WRITTEN REQUEST
Transcribe the entries below without any change, everything from the first line down to the line containing "data-label: 100%: [805, 88, 857, 114]", with both ends included.

DATA SUPPLIED
● ● ● ● ●

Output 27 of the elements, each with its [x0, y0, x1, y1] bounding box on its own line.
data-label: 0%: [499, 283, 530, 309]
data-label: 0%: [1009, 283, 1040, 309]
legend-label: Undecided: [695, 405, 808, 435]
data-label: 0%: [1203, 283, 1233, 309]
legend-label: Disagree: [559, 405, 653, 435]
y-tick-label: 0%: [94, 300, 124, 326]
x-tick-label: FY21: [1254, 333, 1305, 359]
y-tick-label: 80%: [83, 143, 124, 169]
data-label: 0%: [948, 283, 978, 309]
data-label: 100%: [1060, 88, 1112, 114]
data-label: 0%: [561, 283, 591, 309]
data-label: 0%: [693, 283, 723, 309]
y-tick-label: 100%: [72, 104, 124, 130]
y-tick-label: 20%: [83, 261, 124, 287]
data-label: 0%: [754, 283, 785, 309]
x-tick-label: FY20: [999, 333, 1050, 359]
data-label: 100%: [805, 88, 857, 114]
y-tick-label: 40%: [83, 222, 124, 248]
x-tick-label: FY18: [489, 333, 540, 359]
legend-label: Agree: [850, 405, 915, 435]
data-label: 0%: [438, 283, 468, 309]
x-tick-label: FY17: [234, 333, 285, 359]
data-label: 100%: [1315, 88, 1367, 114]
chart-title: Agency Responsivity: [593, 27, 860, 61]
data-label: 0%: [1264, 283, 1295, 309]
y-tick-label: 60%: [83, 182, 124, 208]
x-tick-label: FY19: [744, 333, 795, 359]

● ● ● ● ●

EXERCISE SOLUTION
Output 27 of the elements, each with its [x0, y0, x1, y1] bounding box on its own line.
data-label: 0%: [499, 283, 530, 309]
data-label: 0%: [1009, 283, 1040, 309]
legend-label: Undecided: [695, 405, 808, 435]
data-label: 0%: [1203, 283, 1233, 309]
legend-label: Disagree: [559, 405, 653, 435]
y-tick-label: 0%: [94, 300, 124, 326]
x-tick-label: FY21: [1254, 333, 1305, 359]
y-tick-label: 80%: [83, 143, 124, 169]
data-label: 0%: [948, 283, 978, 309]
data-label: 100%: [1060, 88, 1112, 114]
data-label: 0%: [561, 283, 591, 309]
data-label: 0%: [693, 283, 723, 309]
y-tick-label: 100%: [72, 104, 124, 130]
y-tick-label: 20%: [83, 261, 124, 287]
data-label: 0%: [754, 283, 785, 309]
x-tick-label: FY20: [999, 333, 1050, 359]
data-label: 100%: [805, 88, 857, 114]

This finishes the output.